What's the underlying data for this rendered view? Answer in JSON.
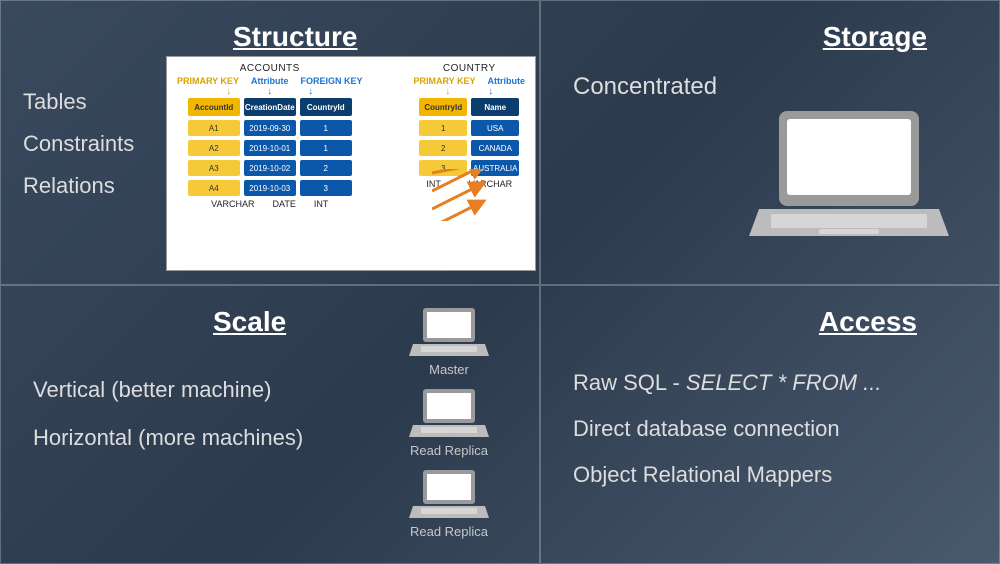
{
  "quadrants": {
    "structure": {
      "title": "Structure",
      "bullets": [
        "Tables",
        "Constraints",
        "Relations"
      ],
      "diagram": {
        "accounts": {
          "title": "ACCOUNTS",
          "col_labels": [
            "PRIMARY KEY",
            "Attribute",
            "FOREIGN KEY"
          ],
          "headers": [
            "AccountId",
            "CreationDate",
            "CountryId"
          ],
          "rows": [
            [
              "A1",
              "2019-09-30",
              "1"
            ],
            [
              "A2",
              "2019-10-01",
              "1"
            ],
            [
              "A3",
              "2019-10-02",
              "2"
            ],
            [
              "A4",
              "2019-10-03",
              "3"
            ]
          ],
          "types": [
            "VARCHAR",
            "DATE",
            "INT"
          ]
        },
        "country": {
          "title": "COUNTRY",
          "col_labels": [
            "PRIMARY KEY",
            "Attribute"
          ],
          "headers": [
            "CountryId",
            "Name"
          ],
          "rows": [
            [
              "1",
              "USA"
            ],
            [
              "2",
              "CANADA"
            ],
            [
              "3",
              "AUSTRALIA"
            ]
          ],
          "types": [
            "INT",
            "VARCHAR"
          ]
        }
      }
    },
    "storage": {
      "title": "Storage",
      "text": "Concentrated"
    },
    "scale": {
      "title": "Scale",
      "lines": [
        "Vertical (better machine)",
        "Horizontal (more machines)"
      ],
      "laptops": [
        "Master",
        "Read Replica",
        "Read Replica"
      ]
    },
    "access": {
      "title": "Access",
      "lines": {
        "l1a": "Raw SQL - ",
        "l1b": "SELECT * FROM ...",
        "l2": "Direct database connection",
        "l3": "Object Relational Mappers"
      }
    }
  }
}
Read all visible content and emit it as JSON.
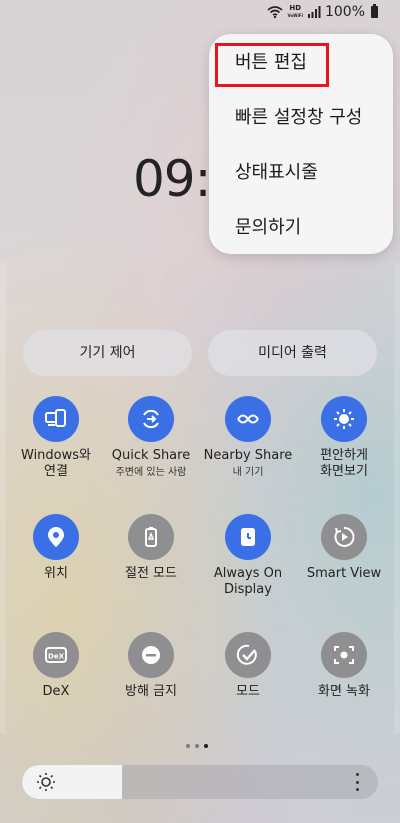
{
  "status_bar": {
    "hd_label_top": "HD",
    "hd_label_bottom": "VoWiFi",
    "battery": "100%"
  },
  "clock": {
    "time": "09:"
  },
  "menu": {
    "items": [
      {
        "label": "버튼 편집"
      },
      {
        "label": "빠른 설정창 구성"
      },
      {
        "label": "상태표시줄"
      },
      {
        "label": "문의하기"
      }
    ]
  },
  "pills": {
    "device_control": "기기 제어",
    "media_output": "미디어 출력"
  },
  "tiles": [
    {
      "label": "Windows와\n연결",
      "sub": "",
      "icon": "phone-pc-link-icon",
      "state": "on"
    },
    {
      "label": "Quick Share",
      "sub": "주변에 있는 사람",
      "icon": "quick-share-icon",
      "state": "on"
    },
    {
      "label": "Nearby Share",
      "sub": "내 기기",
      "icon": "nearby-share-icon",
      "state": "on"
    },
    {
      "label": "편안하게\n화면보기",
      "sub": "",
      "icon": "eye-comfort-icon",
      "state": "on"
    },
    {
      "label": "위치",
      "sub": "",
      "icon": "location-icon",
      "state": "on"
    },
    {
      "label": "절전 모드",
      "sub": "",
      "icon": "power-saving-icon",
      "state": "off"
    },
    {
      "label": "Always On\nDisplay",
      "sub": "",
      "icon": "always-on-display-icon",
      "state": "on"
    },
    {
      "label": "Smart View",
      "sub": "",
      "icon": "smart-view-icon",
      "state": "off"
    },
    {
      "label": "DeX",
      "sub": "",
      "icon": "dex-icon",
      "state": "off"
    },
    {
      "label": "방해 금지",
      "sub": "",
      "icon": "do-not-disturb-icon",
      "state": "off"
    },
    {
      "label": "모드",
      "sub": "",
      "icon": "modes-icon",
      "state": "off"
    },
    {
      "label": "화면 녹화",
      "sub": "",
      "icon": "screen-recorder-icon",
      "state": "off"
    }
  ],
  "pager": {
    "pages": 3,
    "active_index": 2
  },
  "brightness": {
    "level_fraction": 0.28
  },
  "colors": {
    "accent_on": "#3a6fe6",
    "icon_off": "#8f8f92",
    "highlight_box": "#e8141f"
  }
}
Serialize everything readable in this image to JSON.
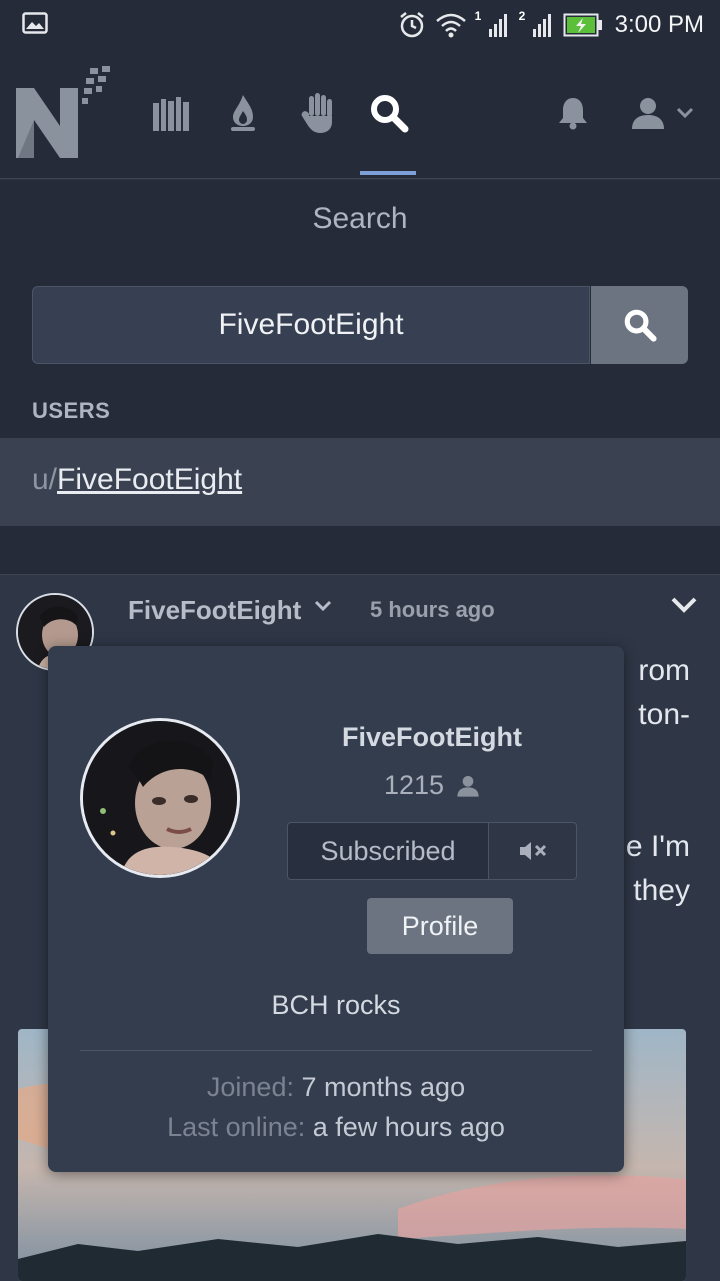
{
  "status_bar": {
    "time": "3:00 PM",
    "sim1": "1",
    "sim2": "2"
  },
  "nav": {
    "logo": "N",
    "icons": [
      "library-icon",
      "flame-icon",
      "hand-icon",
      "search-icon",
      "bell-icon",
      "user-icon"
    ],
    "active_tab": "search"
  },
  "search": {
    "title": "Search",
    "query": "FiveFootEight",
    "users_label": "USERS",
    "result_prefix": "u/",
    "result_username": "FiveFootEight"
  },
  "post": {
    "author": "FiveFootEight",
    "time": "5 hours ago",
    "text_lines": [
      "rom",
      "ton-",
      "",
      "",
      "e I'm",
      "they"
    ]
  },
  "popup": {
    "username": "FiveFootEight",
    "subscriber_count": "1215",
    "subscribed_label": "Subscribed",
    "profile_label": "Profile",
    "bio": "BCH rocks",
    "joined_label": "Joined:",
    "joined_value": "7 months ago",
    "last_online_label": "Last online:",
    "last_online_value": "a few hours ago"
  },
  "colors": {
    "accent": "#7da0d8",
    "background": "#2d3443",
    "nav": "#252b38"
  }
}
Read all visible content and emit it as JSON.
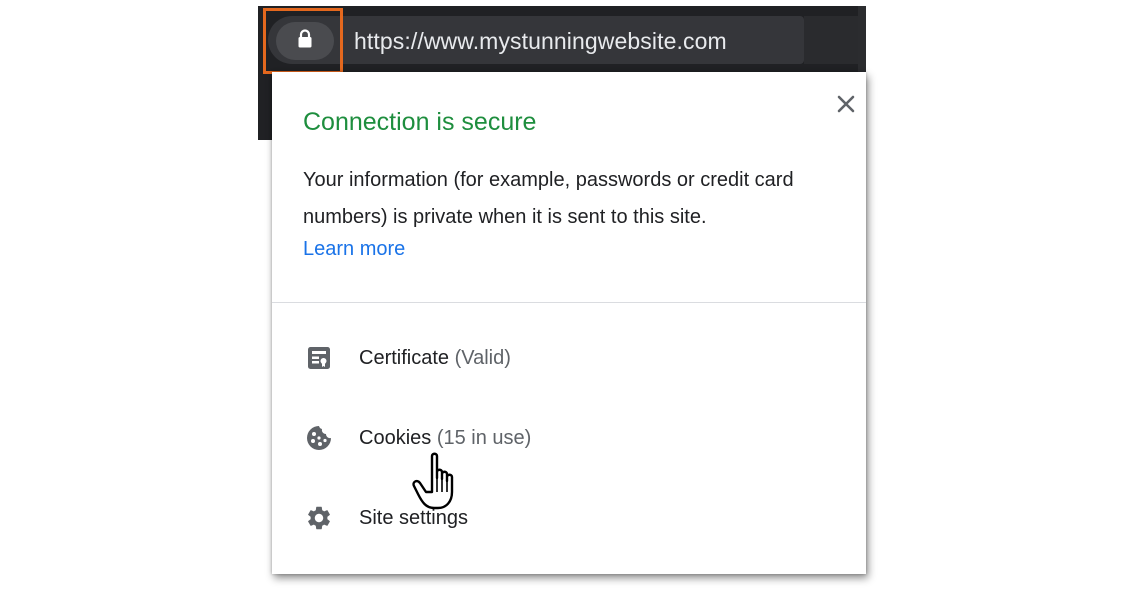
{
  "browser": {
    "url": "https://www.mystunningwebsite.com"
  },
  "popup": {
    "title": "Connection is secure",
    "description": "Your information (for example, passwords or credit card numbers) is private when it is sent to this site.",
    "learn_more": "Learn more",
    "items": [
      {
        "label": "Certificate",
        "sub": "(Valid)",
        "icon": "certificate-icon"
      },
      {
        "label": "Cookies",
        "sub": "(15 in use)",
        "icon": "cookie-icon"
      },
      {
        "label": "Site settings",
        "sub": "",
        "icon": "gear-icon"
      }
    ]
  },
  "colors": {
    "secure_green": "#1e8e3e",
    "link_blue": "#1a73e8",
    "highlight_orange": "#e4681e",
    "chrome_dark": "#202124"
  }
}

■ ■ ■ ■ ■ ■ ■

● **WHAT TO WORK ON**
Scan the records above for the string "this", then select every line that holds it.

● **FINAL RESULT**
What's the underlying data for this rendered view? Answer in JSON.
Serialize everything readable in this image to JSON.
    "description": "Your information (for example, passwords or credit card numbers) is private when it is sent to this site.",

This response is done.